━━ Supplied data

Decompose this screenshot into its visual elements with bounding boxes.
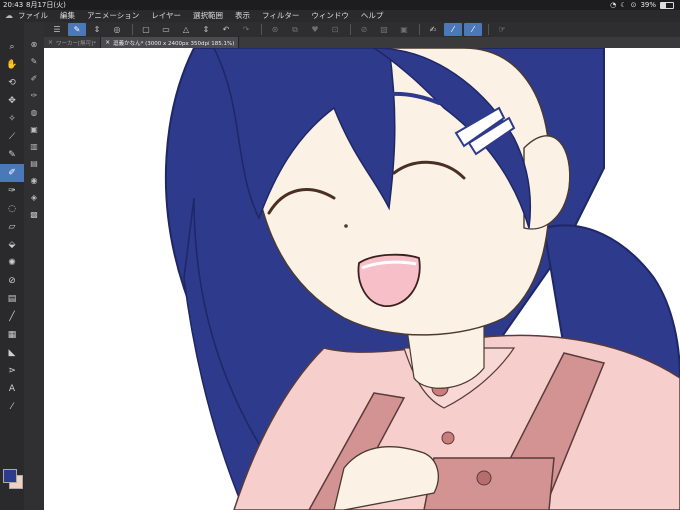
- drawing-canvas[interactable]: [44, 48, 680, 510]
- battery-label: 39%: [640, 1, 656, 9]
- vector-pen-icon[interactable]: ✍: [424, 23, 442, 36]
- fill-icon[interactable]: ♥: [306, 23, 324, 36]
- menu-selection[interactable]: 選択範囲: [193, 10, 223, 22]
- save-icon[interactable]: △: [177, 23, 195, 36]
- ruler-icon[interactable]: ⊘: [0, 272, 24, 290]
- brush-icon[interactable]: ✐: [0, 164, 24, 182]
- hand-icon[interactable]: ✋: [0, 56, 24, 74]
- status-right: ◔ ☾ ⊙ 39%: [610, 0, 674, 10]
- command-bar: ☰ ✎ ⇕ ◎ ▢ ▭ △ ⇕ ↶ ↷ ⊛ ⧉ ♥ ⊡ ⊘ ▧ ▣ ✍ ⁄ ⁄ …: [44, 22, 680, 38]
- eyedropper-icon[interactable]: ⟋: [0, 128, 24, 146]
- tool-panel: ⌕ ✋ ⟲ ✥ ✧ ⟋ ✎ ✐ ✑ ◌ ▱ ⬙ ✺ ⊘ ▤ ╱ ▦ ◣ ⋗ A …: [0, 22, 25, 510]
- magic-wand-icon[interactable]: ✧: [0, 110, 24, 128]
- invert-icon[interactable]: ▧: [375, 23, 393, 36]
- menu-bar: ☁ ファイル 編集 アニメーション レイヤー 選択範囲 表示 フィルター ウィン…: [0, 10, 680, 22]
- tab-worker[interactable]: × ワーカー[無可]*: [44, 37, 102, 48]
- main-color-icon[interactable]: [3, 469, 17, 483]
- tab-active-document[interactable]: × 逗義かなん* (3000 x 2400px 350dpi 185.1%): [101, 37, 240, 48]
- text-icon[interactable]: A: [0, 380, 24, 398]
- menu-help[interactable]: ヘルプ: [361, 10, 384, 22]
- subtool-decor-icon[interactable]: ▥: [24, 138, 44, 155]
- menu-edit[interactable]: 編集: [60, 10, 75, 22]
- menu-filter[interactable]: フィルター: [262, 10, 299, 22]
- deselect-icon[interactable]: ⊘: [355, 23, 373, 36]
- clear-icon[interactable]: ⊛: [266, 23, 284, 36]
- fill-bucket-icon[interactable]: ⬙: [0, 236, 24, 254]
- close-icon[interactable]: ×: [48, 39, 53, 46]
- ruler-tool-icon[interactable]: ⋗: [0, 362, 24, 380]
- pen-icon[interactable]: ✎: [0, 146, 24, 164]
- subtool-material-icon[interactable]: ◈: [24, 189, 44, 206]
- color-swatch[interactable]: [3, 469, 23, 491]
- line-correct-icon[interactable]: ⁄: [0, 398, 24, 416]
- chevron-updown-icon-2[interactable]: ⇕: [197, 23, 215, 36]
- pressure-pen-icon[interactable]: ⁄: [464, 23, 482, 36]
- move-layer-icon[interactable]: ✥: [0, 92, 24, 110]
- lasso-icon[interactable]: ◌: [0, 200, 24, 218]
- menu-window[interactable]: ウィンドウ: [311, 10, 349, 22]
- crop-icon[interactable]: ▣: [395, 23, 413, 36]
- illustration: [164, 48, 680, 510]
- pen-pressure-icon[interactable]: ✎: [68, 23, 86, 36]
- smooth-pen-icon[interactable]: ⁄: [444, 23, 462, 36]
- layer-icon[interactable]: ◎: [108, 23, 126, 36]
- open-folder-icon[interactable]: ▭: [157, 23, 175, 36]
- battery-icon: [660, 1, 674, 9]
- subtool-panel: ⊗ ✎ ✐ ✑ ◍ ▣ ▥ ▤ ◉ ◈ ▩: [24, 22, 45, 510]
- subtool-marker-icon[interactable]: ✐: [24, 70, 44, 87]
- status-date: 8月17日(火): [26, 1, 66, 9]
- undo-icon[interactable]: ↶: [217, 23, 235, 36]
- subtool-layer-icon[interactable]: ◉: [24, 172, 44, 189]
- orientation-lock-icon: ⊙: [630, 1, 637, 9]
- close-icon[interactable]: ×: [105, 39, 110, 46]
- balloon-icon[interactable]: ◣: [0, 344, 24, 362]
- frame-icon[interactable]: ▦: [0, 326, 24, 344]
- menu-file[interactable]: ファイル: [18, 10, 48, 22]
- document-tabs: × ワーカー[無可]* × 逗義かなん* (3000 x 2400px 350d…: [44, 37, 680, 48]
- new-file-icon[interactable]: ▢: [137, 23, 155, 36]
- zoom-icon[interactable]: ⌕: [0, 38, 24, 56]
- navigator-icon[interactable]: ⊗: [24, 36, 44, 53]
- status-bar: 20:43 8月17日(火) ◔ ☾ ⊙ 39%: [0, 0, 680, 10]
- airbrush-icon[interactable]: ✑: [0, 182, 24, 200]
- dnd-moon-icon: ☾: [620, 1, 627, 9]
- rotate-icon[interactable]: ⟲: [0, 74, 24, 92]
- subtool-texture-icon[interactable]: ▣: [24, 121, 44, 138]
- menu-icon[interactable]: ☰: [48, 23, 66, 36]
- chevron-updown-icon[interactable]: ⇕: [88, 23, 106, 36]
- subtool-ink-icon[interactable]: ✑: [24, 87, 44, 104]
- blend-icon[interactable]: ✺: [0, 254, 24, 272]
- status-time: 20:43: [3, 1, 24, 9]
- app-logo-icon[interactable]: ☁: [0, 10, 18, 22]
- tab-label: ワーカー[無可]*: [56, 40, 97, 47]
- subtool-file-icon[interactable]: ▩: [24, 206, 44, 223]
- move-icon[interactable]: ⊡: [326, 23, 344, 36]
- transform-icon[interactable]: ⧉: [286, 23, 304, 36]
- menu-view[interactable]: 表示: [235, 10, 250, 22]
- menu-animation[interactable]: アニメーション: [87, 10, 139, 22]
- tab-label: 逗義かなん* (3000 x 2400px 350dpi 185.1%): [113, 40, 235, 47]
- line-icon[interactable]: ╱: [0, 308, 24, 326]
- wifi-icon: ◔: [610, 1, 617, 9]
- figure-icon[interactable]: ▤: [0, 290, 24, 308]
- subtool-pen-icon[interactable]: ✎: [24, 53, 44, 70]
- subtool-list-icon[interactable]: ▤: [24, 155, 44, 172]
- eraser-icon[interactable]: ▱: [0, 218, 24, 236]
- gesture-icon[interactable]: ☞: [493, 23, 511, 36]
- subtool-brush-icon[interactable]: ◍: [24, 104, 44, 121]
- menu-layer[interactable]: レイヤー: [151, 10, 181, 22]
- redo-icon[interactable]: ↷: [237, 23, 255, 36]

━━━━

**What is expected**. Rewrite the listing above, replacing every occurrence of "interactable" with "clickable" and leaving everything else unchanged. Omit the pictures from your output.

**Reply to the exercise**.
Decompose this screenshot into its visual elements with bounding boxes.
- drawing-canvas[clickable]: [44, 48, 680, 510]
- battery-label: 39%: [640, 1, 656, 9]
- vector-pen-icon[clickable]: ✍: [424, 23, 442, 36]
- fill-icon[clickable]: ♥: [306, 23, 324, 36]
- menu-selection[clickable]: 選択範囲: [193, 10, 223, 22]
- save-icon[clickable]: △: [177, 23, 195, 36]
- ruler-icon[clickable]: ⊘: [0, 272, 24, 290]
- brush-icon[clickable]: ✐: [0, 164, 24, 182]
- hand-icon[clickable]: ✋: [0, 56, 24, 74]
- status-right: ◔ ☾ ⊙ 39%: [610, 0, 674, 10]
- command-bar: ☰ ✎ ⇕ ◎ ▢ ▭ △ ⇕ ↶ ↷ ⊛ ⧉ ♥ ⊡ ⊘ ▧ ▣ ✍ ⁄ ⁄ …: [44, 22, 680, 38]
- eyedropper-icon[clickable]: ⟋: [0, 128, 24, 146]
- tool-panel: ⌕ ✋ ⟲ ✥ ✧ ⟋ ✎ ✐ ✑ ◌ ▱ ⬙ ✺ ⊘ ▤ ╱ ▦ ◣ ⋗ A …: [0, 22, 25, 510]
- magic-wand-icon[clickable]: ✧: [0, 110, 24, 128]
- invert-icon[clickable]: ▧: [375, 23, 393, 36]
- menu-bar: ☁ ファイル 編集 アニメーション レイヤー 選択範囲 表示 フィルター ウィン…: [0, 10, 680, 22]
- tab-worker[clickable]: × ワーカー[無可]*: [44, 37, 102, 48]
- main-color-icon[clickable]: [3, 469, 17, 483]
- tab-active-document[clickable]: × 逗義かなん* (3000 x 2400px 350dpi 185.1%): [101, 37, 240, 48]
- text-icon[clickable]: A: [0, 380, 24, 398]
- menu-help[clickable]: ヘルプ: [361, 10, 384, 22]
- subtool-decor-icon[clickable]: ▥: [24, 138, 44, 155]
- menu-edit[clickable]: 編集: [60, 10, 75, 22]
- menu-filter[clickable]: フィルター: [262, 10, 299, 22]
- deselect-icon[clickable]: ⊘: [355, 23, 373, 36]
- clear-icon[clickable]: ⊛: [266, 23, 284, 36]
- fill-bucket-icon[clickable]: ⬙: [0, 236, 24, 254]
- close-icon[clickable]: ×: [48, 39, 53, 46]
- ruler-tool-icon[clickable]: ⋗: [0, 362, 24, 380]
- pen-icon[clickable]: ✎: [0, 146, 24, 164]
- subtool-material-icon[clickable]: ◈: [24, 189, 44, 206]
- color-swatch[clickable]: [3, 469, 23, 491]
- line-correct-icon[clickable]: ⁄: [0, 398, 24, 416]
- chevron-updown-icon-2[clickable]: ⇕: [197, 23, 215, 36]
- pressure-pen-icon[clickable]: ⁄: [464, 23, 482, 36]
- move-layer-icon[clickable]: ✥: [0, 92, 24, 110]
- lasso-icon[clickable]: ◌: [0, 200, 24, 218]
- menu-window[clickable]: ウィンドウ: [311, 10, 349, 22]
- crop-icon[clickable]: ▣: [395, 23, 413, 36]
- illustration: [164, 48, 680, 510]
- pen-pressure-icon[clickable]: ✎: [68, 23, 86, 36]
- smooth-pen-icon[clickable]: ⁄: [444, 23, 462, 36]
- layer-icon[clickable]: ◎: [108, 23, 126, 36]
- open-folder-icon[clickable]: ▭: [157, 23, 175, 36]
- battery-icon: [660, 1, 674, 9]
- subtool-panel: ⊗ ✎ ✐ ✑ ◍ ▣ ▥ ▤ ◉ ◈ ▩: [24, 22, 45, 510]
- subtool-marker-icon[clickable]: ✐: [24, 70, 44, 87]
- status-date: 8月17日(火): [26, 1, 66, 9]
- undo-icon[clickable]: ↶: [217, 23, 235, 36]
- subtool-layer-icon[clickable]: ◉: [24, 172, 44, 189]
- orientation-lock-icon: ⊙: [630, 1, 637, 9]
- close-icon[clickable]: ×: [105, 39, 110, 46]
- balloon-icon[clickable]: ◣: [0, 344, 24, 362]
- frame-icon[clickable]: ▦: [0, 326, 24, 344]
- menu-file[clickable]: ファイル: [18, 10, 48, 22]
- document-tabs: × ワーカー[無可]* × 逗義かなん* (3000 x 2400px 350d…: [44, 37, 680, 48]
- new-file-icon[clickable]: ▢: [137, 23, 155, 36]
- zoom-icon[clickable]: ⌕: [0, 38, 24, 56]
- navigator-icon[clickable]: ⊗: [24, 36, 44, 53]
- status-bar: 20:43 8月17日(火) ◔ ☾ ⊙ 39%: [0, 0, 680, 10]
- airbrush-icon[clickable]: ✑: [0, 182, 24, 200]
- dnd-moon-icon: ☾: [620, 1, 627, 9]
- rotate-icon[clickable]: ⟲: [0, 74, 24, 92]
- subtool-texture-icon[clickable]: ▣: [24, 121, 44, 138]
- menu-icon[clickable]: ☰: [48, 23, 66, 36]
- chevron-updown-icon[clickable]: ⇕: [88, 23, 106, 36]
- subtool-ink-icon[clickable]: ✑: [24, 87, 44, 104]
- blend-icon[clickable]: ✺: [0, 254, 24, 272]
- status-time: 20:43: [3, 1, 24, 9]
- app-logo-icon[clickable]: ☁: [0, 10, 18, 22]
- tab-label: ワーカー[無可]*: [56, 40, 97, 47]
- subtool-file-icon[clickable]: ▩: [24, 206, 44, 223]
- move-icon[clickable]: ⊡: [326, 23, 344, 36]
- transform-icon[clickable]: ⧉: [286, 23, 304, 36]
- menu-view[clickable]: 表示: [235, 10, 250, 22]
- menu-animation[clickable]: アニメーション: [87, 10, 139, 22]
- tab-label: 逗義かなん* (3000 x 2400px 350dpi 185.1%): [113, 40, 235, 47]
- line-icon[clickable]: ╱: [0, 308, 24, 326]
- wifi-icon: ◔: [610, 1, 617, 9]
- figure-icon[clickable]: ▤: [0, 290, 24, 308]
- subtool-pen-icon[clickable]: ✎: [24, 53, 44, 70]
- subtool-list-icon[clickable]: ▤: [24, 155, 44, 172]
- eraser-icon[clickable]: ▱: [0, 218, 24, 236]
- gesture-icon[clickable]: ☞: [493, 23, 511, 36]
- subtool-brush-icon[clickable]: ◍: [24, 104, 44, 121]
- menu-layer[clickable]: レイヤー: [151, 10, 181, 22]
- redo-icon[clickable]: ↷: [237, 23, 255, 36]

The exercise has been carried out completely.